Brief:
Turn each line of the listing below into a string in a JSON list, skipping blank lines and leaving out the pictures.

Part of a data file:
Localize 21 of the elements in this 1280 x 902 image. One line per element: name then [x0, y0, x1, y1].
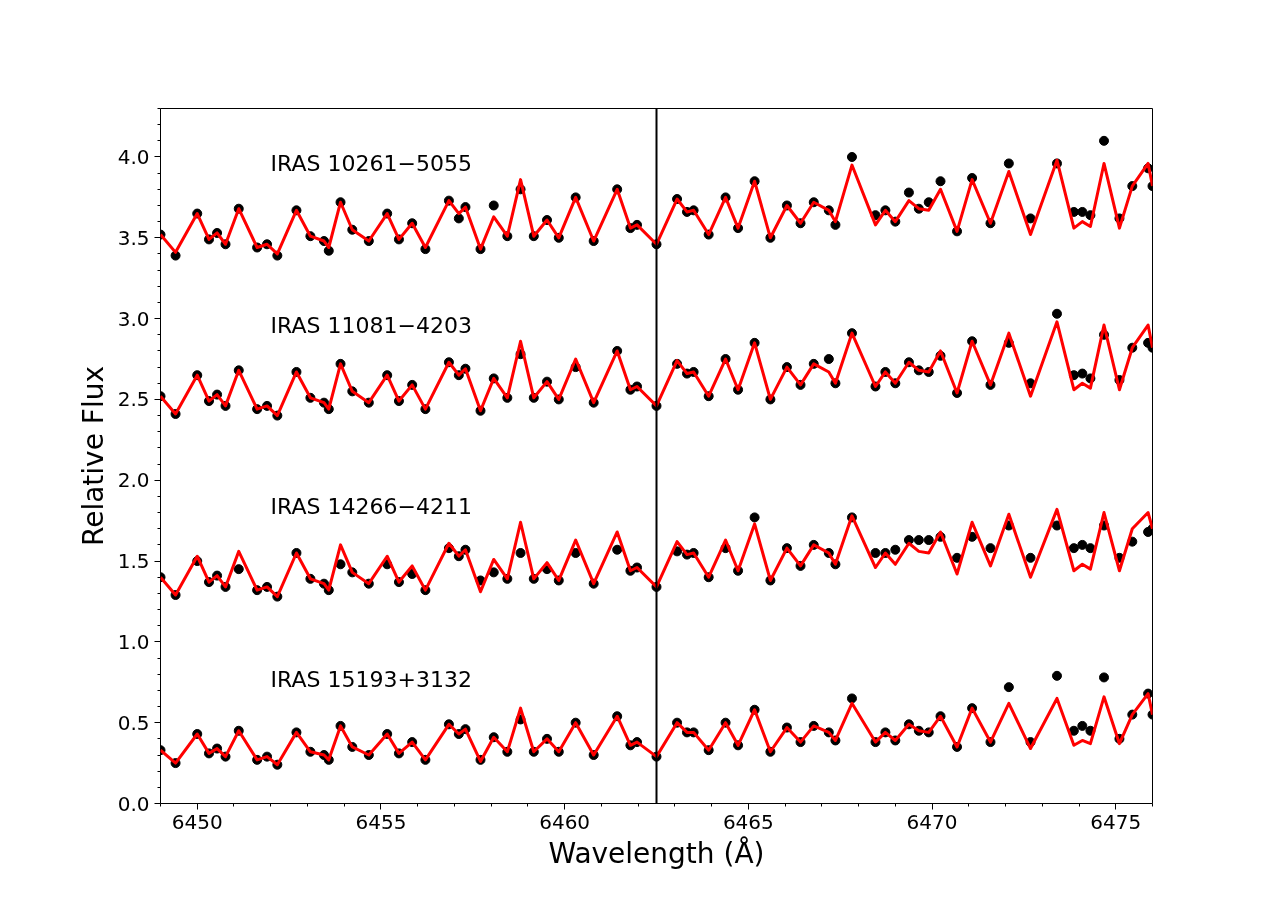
- y-tick-label: 3.5: [117, 225, 150, 250]
- y-tick-label: 1.0: [117, 629, 150, 654]
- x-tick-label: 6450: [171, 809, 223, 834]
- annotation: IRAS 11081−4203: [270, 312, 472, 338]
- annotation: IRAS 14266−4211: [270, 493, 472, 519]
- annotation: IRAS 10261−5055: [270, 151, 472, 177]
- annotation: IRAS 15193+3132: [270, 666, 472, 692]
- y-tick-label: 1.5: [117, 549, 150, 574]
- y-tick-label: 3.0: [117, 306, 150, 331]
- x-axis-title: Wavelength (Å): [548, 835, 765, 870]
- x-tick-label: 6475: [1090, 809, 1142, 834]
- y-tick-label: 0.5: [117, 710, 150, 735]
- y-tick-label: 4.0: [117, 144, 150, 169]
- y-axis-title: Relative Flux: [76, 365, 110, 547]
- x-tick-label: 6455: [355, 809, 407, 834]
- y-tick-label: 2.5: [117, 387, 150, 412]
- y-tick-label: 2.0: [117, 468, 150, 493]
- x-tick-label: 6470: [906, 809, 958, 834]
- y-tick-label: 0.0: [117, 791, 150, 816]
- x-tick-label: 6465: [722, 809, 774, 834]
- x-tick-label: 6460: [539, 809, 591, 834]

Solution:
[
  "Localize 21 of the elements in this 1280 x 902 image. One line per element: name then [x0, y0, x1, y1].",
  "- y-tick-label: 3.5: [117, 225, 150, 250]",
  "- y-tick-label: 1.0: [117, 629, 150, 654]",
  "- x-tick-label: 6450: [171, 809, 223, 834]",
  "- annotation: IRAS 11081−4203: [270, 312, 472, 338]",
  "- annotation: IRAS 14266−4211: [270, 493, 472, 519]",
  "- annotation: IRAS 10261−5055: [270, 151, 472, 177]",
  "- annotation: IRAS 15193+3132: [270, 666, 472, 692]",
  "- y-tick-label: 1.5: [117, 549, 150, 574]",
  "- y-tick-label: 3.0: [117, 306, 150, 331]",
  "- x-axis-title: Wavelength (Å): [548, 835, 765, 870]",
  "- x-tick-label: 6475: [1090, 809, 1142, 834]",
  "- y-tick-label: 0.5: [117, 710, 150, 735]",
  "- y-tick-label: 4.0: [117, 144, 150, 169]",
  "- y-axis-title: Relative Flux: [76, 365, 110, 547]",
  "- x-tick-label: 6455: [355, 809, 407, 834]",
  "- y-tick-label: 2.5: [117, 387, 150, 412]",
  "- y-tick-label: 2.0: [117, 468, 150, 493]",
  "- x-tick-label: 6470: [906, 809, 958, 834]",
  "- y-tick-label: 0.0: [117, 791, 150, 816]",
  "- x-tick-label: 6465: [722, 809, 774, 834]",
  "- x-tick-label: 6460: [539, 809, 591, 834]"
]